EXERCISE DIRECTIONS »
Reproduce the records below exactly as they appear, omitting any pictures they contain.

--- start SOURCE DATA ---

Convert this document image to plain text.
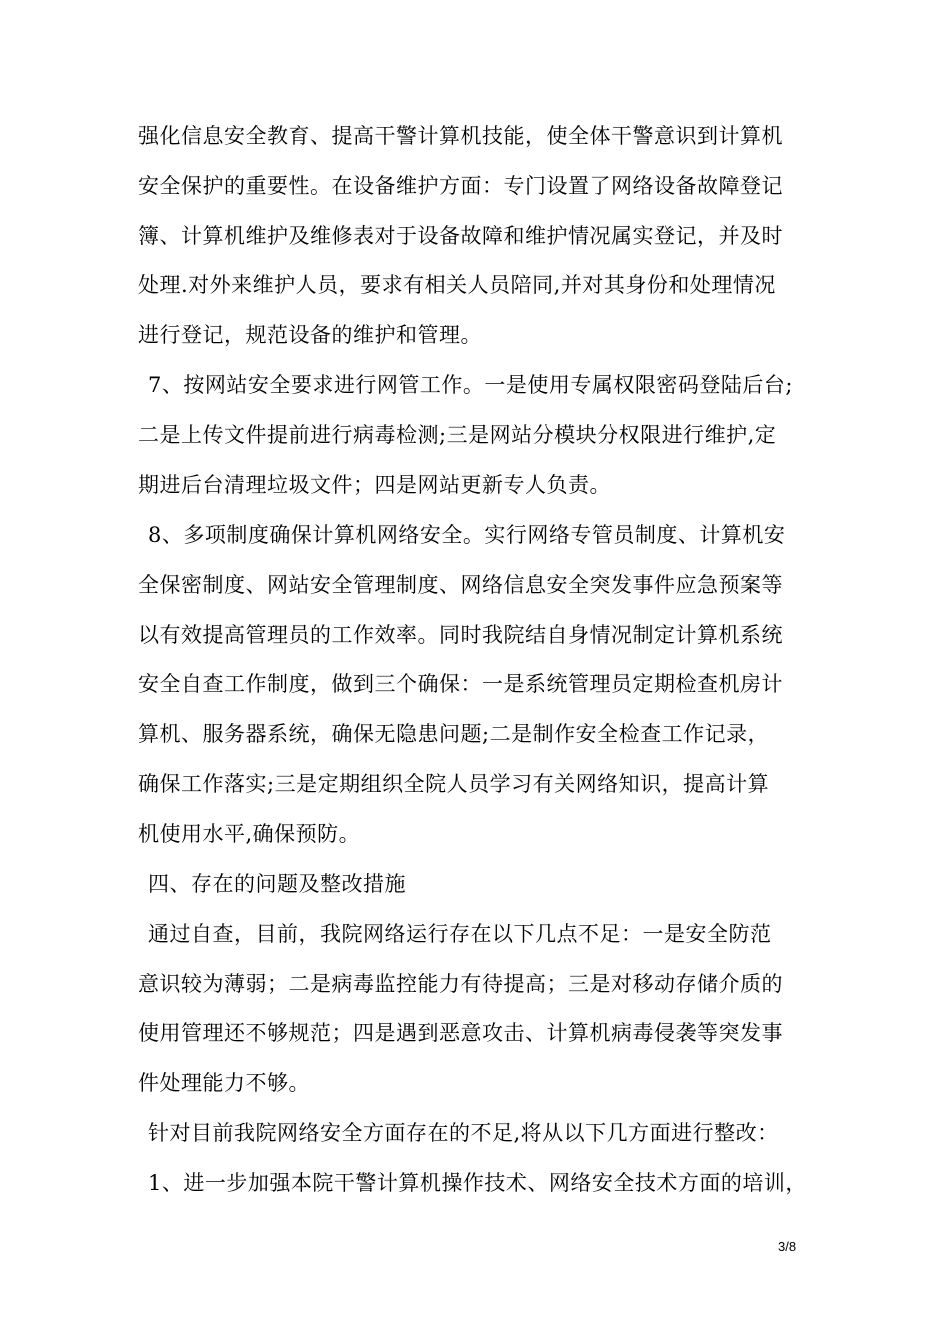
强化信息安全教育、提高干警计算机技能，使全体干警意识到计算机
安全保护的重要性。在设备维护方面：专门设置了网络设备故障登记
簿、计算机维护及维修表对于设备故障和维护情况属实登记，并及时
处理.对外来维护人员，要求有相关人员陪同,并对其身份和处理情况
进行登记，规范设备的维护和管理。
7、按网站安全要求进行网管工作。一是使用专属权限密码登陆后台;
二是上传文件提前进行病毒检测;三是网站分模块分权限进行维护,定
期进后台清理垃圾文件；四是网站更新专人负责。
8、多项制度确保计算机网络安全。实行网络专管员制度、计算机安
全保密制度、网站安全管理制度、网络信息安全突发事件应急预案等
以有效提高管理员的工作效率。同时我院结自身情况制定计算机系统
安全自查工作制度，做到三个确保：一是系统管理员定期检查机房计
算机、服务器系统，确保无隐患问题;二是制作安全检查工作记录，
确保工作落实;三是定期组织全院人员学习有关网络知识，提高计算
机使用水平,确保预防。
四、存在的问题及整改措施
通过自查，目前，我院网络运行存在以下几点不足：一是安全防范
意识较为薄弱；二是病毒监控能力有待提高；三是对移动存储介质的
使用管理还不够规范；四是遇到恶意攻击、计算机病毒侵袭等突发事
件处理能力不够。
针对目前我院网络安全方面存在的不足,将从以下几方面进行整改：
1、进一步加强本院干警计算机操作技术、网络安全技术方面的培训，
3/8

--- end SOURCE DATA ---

RESPONSE FOR THIS EXERCISE »
Convert this document image to plain text.
强化信息安全教育、提高干警计算机技能，使全体干警意识到计算机
安全保护的重要性。在设备维护方面：专门设置了网络设备故障登记
簿、计算机维护及维修表对于设备故障和维护情况属实登记，并及时
处理.对外来维护人员，要求有相关人员陪同,并对其身份和处理情况
进行登记，规范设备的维护和管理。
7、按网站安全要求进行网管工作。一是使用专属权限密码登陆后台;
二是上传文件提前进行病毒检测;三是网站分模块分权限进行维护,定
期进后台清理垃圾文件；四是网站更新专人负责。
8、多项制度确保计算机网络安全。实行网络专管员制度、计算机安
全保密制度、网站安全管理制度、网络信息安全突发事件应急预案等
以有效提高管理员的工作效率。同时我院结自身情况制定计算机系统
安全自查工作制度，做到三个确保：一是系统管理员定期检查机房计
算机、服务器系统，确保无隐患问题;二是制作安全检查工作记录，
确保工作落实;三是定期组织全院人员学习有关网络知识，提高计算
机使用水平,确保预防。
四、存在的问题及整改措施
通过自查，目前，我院网络运行存在以下几点不足：一是安全防范
意识较为薄弱；二是病毒监控能力有待提高；三是对移动存储介质的
使用管理还不够规范；四是遇到恶意攻击、计算机病毒侵袭等突发事
件处理能力不够。
针对目前我院网络安全方面存在的不足,将从以下几方面进行整改：
1、进一步加强本院干警计算机操作技术、网络安全技术方面的培训，
3/8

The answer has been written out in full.